• _GIVEN REQUEST_:
Give every line back verbatim, dropping all images.
# WORKING DATA start
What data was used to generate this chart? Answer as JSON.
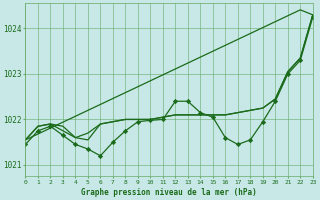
{
  "title": "Graphe pression niveau de la mer (hPa)",
  "background_color": "#c8e8e8",
  "grid_color": "#66aa66",
  "line_color": "#1a6b1a",
  "xlim": [
    0,
    23
  ],
  "ylim": [
    1020.75,
    1024.55
  ],
  "yticks": [
    1021,
    1022,
    1023,
    1024
  ],
  "xticks": [
    0,
    1,
    2,
    3,
    4,
    5,
    6,
    7,
    8,
    9,
    10,
    11,
    12,
    13,
    14,
    15,
    16,
    17,
    18,
    19,
    20,
    21,
    22,
    23
  ],
  "series": [
    {
      "y": [
        1021.55,
        1021.85,
        1021.9,
        1021.75,
        1021.6,
        1021.7,
        1021.9,
        1021.95,
        1022.0,
        1022.0,
        1022.0,
        1022.05,
        1022.1,
        1022.1,
        1022.1,
        1022.1,
        1022.1,
        1022.15,
        1022.2,
        1022.25,
        1022.45,
        1023.05,
        1023.35,
        1024.3
      ],
      "marker": null,
      "linewidth": 0.9
    },
    {
      "y": [
        1021.55,
        1021.85,
        1021.9,
        1021.85,
        1021.6,
        1021.55,
        1021.9,
        1021.95,
        1022.0,
        1022.0,
        1022.0,
        1022.05,
        1022.1,
        1022.1,
        1022.1,
        1022.1,
        1022.1,
        1022.15,
        1022.2,
        1022.25,
        1022.45,
        1023.05,
        1023.35,
        1024.3
      ],
      "marker": null,
      "linewidth": 0.9
    },
    {
      "y": [
        1021.45,
        1021.75,
        1021.85,
        1021.65,
        1021.45,
        1021.35,
        1021.2,
        1021.5,
        1021.75,
        1021.95,
        1021.98,
        1022.0,
        1022.4,
        1022.4,
        1022.15,
        1022.05,
        1021.6,
        1021.45,
        1021.55,
        1021.95,
        1022.4,
        1023.0,
        1023.3,
        1024.25
      ],
      "marker": "D",
      "markersize": 2.2,
      "linewidth": 0.9
    },
    {
      "y": [
        1021.55,
        1021.68,
        1021.81,
        1021.94,
        1022.07,
        1022.2,
        1022.33,
        1022.46,
        1022.59,
        1022.72,
        1022.85,
        1022.98,
        1023.11,
        1023.24,
        1023.37,
        1023.5,
        1023.63,
        1023.76,
        1023.89,
        1024.02,
        1024.15,
        1024.28,
        1024.41,
        1024.3
      ],
      "marker": null,
      "linewidth": 0.9
    }
  ]
}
# WORKING DATA end
• _OUTPUT FOR THIS TASK_:
What data was used to generate this chart? Answer as JSON.
{
  "title": "Graphe pression niveau de la mer (hPa)",
  "background_color": "#c8e8e8",
  "grid_color": "#66aa66",
  "line_color": "#1a6b1a",
  "xlim": [
    0,
    23
  ],
  "ylim": [
    1020.75,
    1024.55
  ],
  "yticks": [
    1021,
    1022,
    1023,
    1024
  ],
  "xticks": [
    0,
    1,
    2,
    3,
    4,
    5,
    6,
    7,
    8,
    9,
    10,
    11,
    12,
    13,
    14,
    15,
    16,
    17,
    18,
    19,
    20,
    21,
    22,
    23
  ],
  "series": [
    {
      "y": [
        1021.55,
        1021.85,
        1021.9,
        1021.75,
        1021.6,
        1021.7,
        1021.9,
        1021.95,
        1022.0,
        1022.0,
        1022.0,
        1022.05,
        1022.1,
        1022.1,
        1022.1,
        1022.1,
        1022.1,
        1022.15,
        1022.2,
        1022.25,
        1022.45,
        1023.05,
        1023.35,
        1024.3
      ],
      "marker": null,
      "linewidth": 0.9
    },
    {
      "y": [
        1021.55,
        1021.85,
        1021.9,
        1021.85,
        1021.6,
        1021.55,
        1021.9,
        1021.95,
        1022.0,
        1022.0,
        1022.0,
        1022.05,
        1022.1,
        1022.1,
        1022.1,
        1022.1,
        1022.1,
        1022.15,
        1022.2,
        1022.25,
        1022.45,
        1023.05,
        1023.35,
        1024.3
      ],
      "marker": null,
      "linewidth": 0.9
    },
    {
      "y": [
        1021.45,
        1021.75,
        1021.85,
        1021.65,
        1021.45,
        1021.35,
        1021.2,
        1021.5,
        1021.75,
        1021.95,
        1021.98,
        1022.0,
        1022.4,
        1022.4,
        1022.15,
        1022.05,
        1021.6,
        1021.45,
        1021.55,
        1021.95,
        1022.4,
        1023.0,
        1023.3,
        1024.25
      ],
      "marker": "D",
      "markersize": 2.2,
      "linewidth": 0.9
    },
    {
      "y": [
        1021.55,
        1021.68,
        1021.81,
        1021.94,
        1022.07,
        1022.2,
        1022.33,
        1022.46,
        1022.59,
        1022.72,
        1022.85,
        1022.98,
        1023.11,
        1023.24,
        1023.37,
        1023.5,
        1023.63,
        1023.76,
        1023.89,
        1024.02,
        1024.15,
        1024.28,
        1024.41,
        1024.3
      ],
      "marker": null,
      "linewidth": 0.9
    }
  ]
}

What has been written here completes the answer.